# START OF Data

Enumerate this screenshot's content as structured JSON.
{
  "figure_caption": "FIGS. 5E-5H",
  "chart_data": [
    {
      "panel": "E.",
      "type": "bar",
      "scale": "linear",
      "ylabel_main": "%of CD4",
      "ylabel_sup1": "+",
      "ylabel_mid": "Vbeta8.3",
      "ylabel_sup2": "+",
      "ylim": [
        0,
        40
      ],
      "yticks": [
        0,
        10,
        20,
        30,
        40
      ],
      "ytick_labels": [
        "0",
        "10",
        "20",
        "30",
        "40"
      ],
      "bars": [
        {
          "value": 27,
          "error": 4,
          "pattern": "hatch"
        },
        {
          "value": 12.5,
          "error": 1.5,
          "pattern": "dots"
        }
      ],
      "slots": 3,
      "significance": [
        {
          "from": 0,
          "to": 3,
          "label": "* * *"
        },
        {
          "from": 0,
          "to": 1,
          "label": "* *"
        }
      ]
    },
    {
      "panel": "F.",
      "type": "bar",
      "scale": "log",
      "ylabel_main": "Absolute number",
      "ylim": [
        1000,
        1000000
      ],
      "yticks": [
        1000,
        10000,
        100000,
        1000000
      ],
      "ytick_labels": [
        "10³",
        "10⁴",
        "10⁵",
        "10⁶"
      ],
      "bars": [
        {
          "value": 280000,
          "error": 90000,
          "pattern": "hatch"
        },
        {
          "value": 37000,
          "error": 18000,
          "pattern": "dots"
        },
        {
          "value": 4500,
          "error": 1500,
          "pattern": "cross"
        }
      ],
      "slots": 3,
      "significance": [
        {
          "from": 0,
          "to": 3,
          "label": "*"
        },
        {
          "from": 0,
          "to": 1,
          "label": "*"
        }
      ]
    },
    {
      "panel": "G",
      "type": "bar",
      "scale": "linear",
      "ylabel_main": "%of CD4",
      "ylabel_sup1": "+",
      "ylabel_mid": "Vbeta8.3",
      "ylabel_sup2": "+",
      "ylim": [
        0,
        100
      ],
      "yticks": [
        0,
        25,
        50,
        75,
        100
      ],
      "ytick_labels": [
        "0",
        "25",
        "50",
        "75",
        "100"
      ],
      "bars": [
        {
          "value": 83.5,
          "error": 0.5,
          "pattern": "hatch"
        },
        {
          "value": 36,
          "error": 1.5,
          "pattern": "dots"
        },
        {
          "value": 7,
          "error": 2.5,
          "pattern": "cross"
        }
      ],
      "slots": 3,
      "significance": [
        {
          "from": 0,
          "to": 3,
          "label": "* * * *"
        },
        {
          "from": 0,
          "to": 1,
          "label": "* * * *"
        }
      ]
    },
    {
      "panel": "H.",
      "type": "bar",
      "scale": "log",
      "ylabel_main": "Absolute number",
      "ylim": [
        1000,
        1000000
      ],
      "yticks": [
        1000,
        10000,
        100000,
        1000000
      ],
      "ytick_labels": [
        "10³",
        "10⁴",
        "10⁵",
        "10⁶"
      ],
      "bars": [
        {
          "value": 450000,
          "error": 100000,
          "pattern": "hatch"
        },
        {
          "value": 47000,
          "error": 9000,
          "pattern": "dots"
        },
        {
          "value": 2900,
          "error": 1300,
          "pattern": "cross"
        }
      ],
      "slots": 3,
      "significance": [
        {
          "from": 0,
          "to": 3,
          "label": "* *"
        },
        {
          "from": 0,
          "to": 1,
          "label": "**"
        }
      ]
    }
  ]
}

# END OF Data

— Task to complete —
Type out the material again exactly as presented.

— Final result —
Enumerate this screenshot's content as structured JSON.
{
  "figure_caption": "FIGS. 5E-5H",
  "chart_data": [
    {
      "panel": "E.",
      "type": "bar",
      "scale": "linear",
      "ylabel_main": "%of CD4",
      "ylabel_sup1": "+",
      "ylabel_mid": "Vbeta8.3",
      "ylabel_sup2": "+",
      "ylim": [
        0,
        40
      ],
      "yticks": [
        0,
        10,
        20,
        30,
        40
      ],
      "ytick_labels": [
        "0",
        "10",
        "20",
        "30",
        "40"
      ],
      "bars": [
        {
          "value": 27,
          "error": 4,
          "pattern": "hatch"
        },
        {
          "value": 12.5,
          "error": 1.5,
          "pattern": "dots"
        }
      ],
      "slots": 3,
      "significance": [
        {
          "from": 0,
          "to": 3,
          "label": "* * *"
        },
        {
          "from": 0,
          "to": 1,
          "label": "* *"
        }
      ]
    },
    {
      "panel": "F.",
      "type": "bar",
      "scale": "log",
      "ylabel_main": "Absolute number",
      "ylim": [
        1000,
        1000000
      ],
      "yticks": [
        1000,
        10000,
        100000,
        1000000
      ],
      "ytick_labels": [
        "10³",
        "10⁴",
        "10⁵",
        "10⁶"
      ],
      "bars": [
        {
          "value": 280000,
          "error": 90000,
          "pattern": "hatch"
        },
        {
          "value": 37000,
          "error": 18000,
          "pattern": "dots"
        },
        {
          "value": 4500,
          "error": 1500,
          "pattern": "cross"
        }
      ],
      "slots": 3,
      "significance": [
        {
          "from": 0,
          "to": 3,
          "label": "*"
        },
        {
          "from": 0,
          "to": 1,
          "label": "*"
        }
      ]
    },
    {
      "panel": "G",
      "type": "bar",
      "scale": "linear",
      "ylabel_main": "%of CD4",
      "ylabel_sup1": "+",
      "ylabel_mid": "Vbeta8.3",
      "ylabel_sup2": "+",
      "ylim": [
        0,
        100
      ],
      "yticks": [
        0,
        25,
        50,
        75,
        100
      ],
      "ytick_labels": [
        "0",
        "25",
        "50",
        "75",
        "100"
      ],
      "bars": [
        {
          "value": 83.5,
          "error": 0.5,
          "pattern": "hatch"
        },
        {
          "value": 36,
          "error": 1.5,
          "pattern": "dots"
        },
        {
          "value": 7,
          "error": 2.5,
          "pattern": "cross"
        }
      ],
      "slots": 3,
      "significance": [
        {
          "from": 0,
          "to": 3,
          "label": "* * * *"
        },
        {
          "from": 0,
          "to": 1,
          "label": "* * * *"
        }
      ]
    },
    {
      "panel": "H.",
      "type": "bar",
      "scale": "log",
      "ylabel_main": "Absolute number",
      "ylim": [
        1000,
        1000000
      ],
      "yticks": [
        1000,
        10000,
        100000,
        1000000
      ],
      "ytick_labels": [
        "10³",
        "10⁴",
        "10⁵",
        "10⁶"
      ],
      "bars": [
        {
          "value": 450000,
          "error": 100000,
          "pattern": "hatch"
        },
        {
          "value": 47000,
          "error": 9000,
          "pattern": "dots"
        },
        {
          "value": 2900,
          "error": 1300,
          "pattern": "cross"
        }
      ],
      "slots": 3,
      "significance": [
        {
          "from": 0,
          "to": 3,
          "label": "* *"
        },
        {
          "from": 0,
          "to": 1,
          "label": "**"
        }
      ]
    }
  ]
}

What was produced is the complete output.